▶ [Task instructions]
Within this material, find every line where the string "wooden" appears, and copy it out.

** Exercise input follows **

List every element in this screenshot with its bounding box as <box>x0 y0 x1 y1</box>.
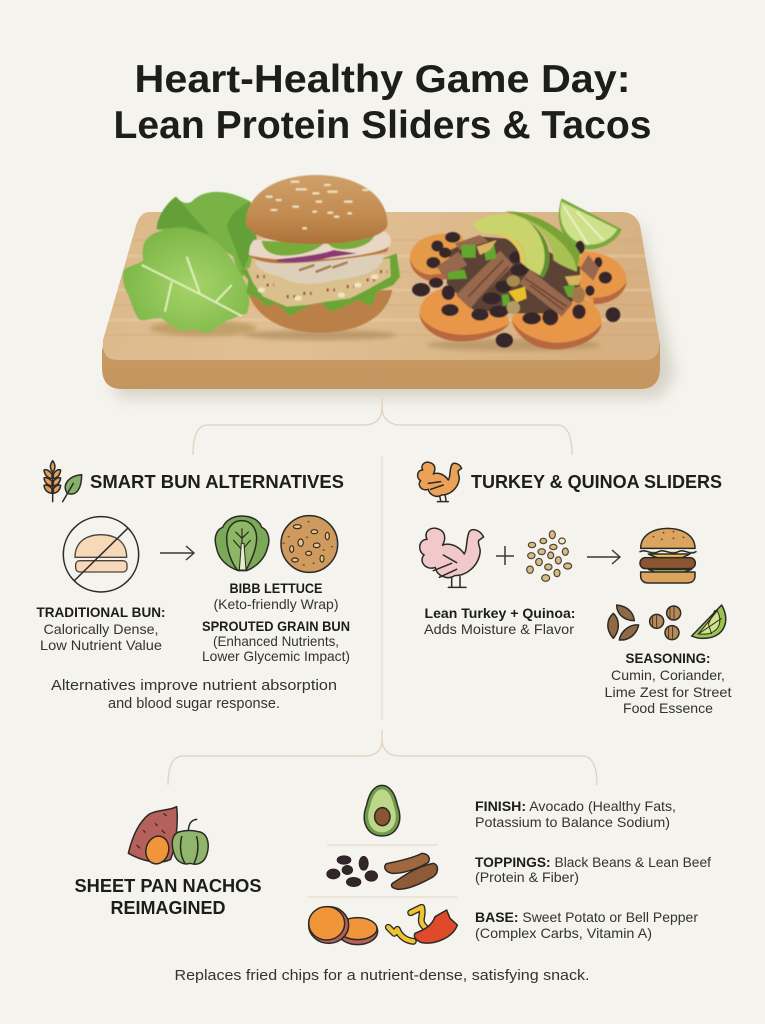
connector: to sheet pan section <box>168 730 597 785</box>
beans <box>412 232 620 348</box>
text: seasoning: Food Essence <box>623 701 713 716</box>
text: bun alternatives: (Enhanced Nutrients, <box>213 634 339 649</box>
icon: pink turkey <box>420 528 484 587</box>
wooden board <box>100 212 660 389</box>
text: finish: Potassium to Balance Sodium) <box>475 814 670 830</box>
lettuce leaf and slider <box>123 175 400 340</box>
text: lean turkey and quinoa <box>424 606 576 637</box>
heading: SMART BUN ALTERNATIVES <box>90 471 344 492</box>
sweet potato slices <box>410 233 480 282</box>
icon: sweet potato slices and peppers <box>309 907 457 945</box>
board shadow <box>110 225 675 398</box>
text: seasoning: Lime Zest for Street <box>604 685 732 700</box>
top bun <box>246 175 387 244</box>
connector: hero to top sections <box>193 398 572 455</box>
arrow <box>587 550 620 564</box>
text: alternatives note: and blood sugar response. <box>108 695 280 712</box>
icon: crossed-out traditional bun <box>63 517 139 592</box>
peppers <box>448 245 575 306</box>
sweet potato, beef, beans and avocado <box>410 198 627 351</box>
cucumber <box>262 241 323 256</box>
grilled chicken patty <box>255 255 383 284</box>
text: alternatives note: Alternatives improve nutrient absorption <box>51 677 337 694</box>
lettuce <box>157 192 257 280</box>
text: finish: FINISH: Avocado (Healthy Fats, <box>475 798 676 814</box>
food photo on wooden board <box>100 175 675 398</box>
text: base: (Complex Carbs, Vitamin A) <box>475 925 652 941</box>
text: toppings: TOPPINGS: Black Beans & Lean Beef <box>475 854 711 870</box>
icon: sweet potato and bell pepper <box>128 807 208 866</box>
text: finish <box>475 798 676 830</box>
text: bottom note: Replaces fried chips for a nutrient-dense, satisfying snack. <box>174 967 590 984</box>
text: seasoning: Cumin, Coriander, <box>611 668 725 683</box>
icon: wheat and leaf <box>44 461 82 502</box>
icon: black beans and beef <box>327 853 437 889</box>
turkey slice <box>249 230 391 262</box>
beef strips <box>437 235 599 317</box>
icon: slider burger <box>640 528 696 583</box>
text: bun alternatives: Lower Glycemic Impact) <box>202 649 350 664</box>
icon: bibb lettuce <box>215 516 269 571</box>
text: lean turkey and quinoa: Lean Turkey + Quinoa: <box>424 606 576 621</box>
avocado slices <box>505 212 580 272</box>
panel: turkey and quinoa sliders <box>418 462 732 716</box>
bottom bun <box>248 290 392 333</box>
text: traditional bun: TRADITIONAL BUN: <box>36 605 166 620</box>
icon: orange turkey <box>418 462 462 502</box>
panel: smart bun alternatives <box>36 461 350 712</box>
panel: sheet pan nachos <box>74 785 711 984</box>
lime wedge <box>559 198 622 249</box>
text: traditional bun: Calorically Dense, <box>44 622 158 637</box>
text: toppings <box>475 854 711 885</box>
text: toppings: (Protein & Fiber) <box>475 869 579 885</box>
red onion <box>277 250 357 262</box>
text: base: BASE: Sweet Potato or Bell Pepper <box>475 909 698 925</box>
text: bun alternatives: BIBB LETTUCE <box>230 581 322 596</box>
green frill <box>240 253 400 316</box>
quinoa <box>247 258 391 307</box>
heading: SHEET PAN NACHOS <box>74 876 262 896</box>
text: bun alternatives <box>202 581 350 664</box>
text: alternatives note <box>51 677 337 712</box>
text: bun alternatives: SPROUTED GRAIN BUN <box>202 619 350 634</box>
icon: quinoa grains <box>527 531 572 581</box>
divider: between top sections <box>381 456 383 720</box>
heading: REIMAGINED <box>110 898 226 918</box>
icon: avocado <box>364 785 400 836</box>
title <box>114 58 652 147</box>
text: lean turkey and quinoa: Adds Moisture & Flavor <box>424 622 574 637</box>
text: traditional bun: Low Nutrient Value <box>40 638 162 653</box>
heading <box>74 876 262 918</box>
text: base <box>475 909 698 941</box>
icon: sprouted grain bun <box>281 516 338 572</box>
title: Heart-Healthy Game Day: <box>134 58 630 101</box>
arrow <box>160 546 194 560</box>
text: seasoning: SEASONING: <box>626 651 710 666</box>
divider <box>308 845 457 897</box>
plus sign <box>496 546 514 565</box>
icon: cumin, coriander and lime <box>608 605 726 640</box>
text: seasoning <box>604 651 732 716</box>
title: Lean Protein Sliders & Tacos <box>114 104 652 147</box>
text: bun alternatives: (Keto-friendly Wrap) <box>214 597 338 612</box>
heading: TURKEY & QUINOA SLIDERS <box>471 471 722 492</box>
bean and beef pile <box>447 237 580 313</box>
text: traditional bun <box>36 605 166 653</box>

** End of Exercise input **

▶ [Task response]
wooden board <box>100 212 660 389</box>
food photo on wooden board <box>100 175 675 398</box>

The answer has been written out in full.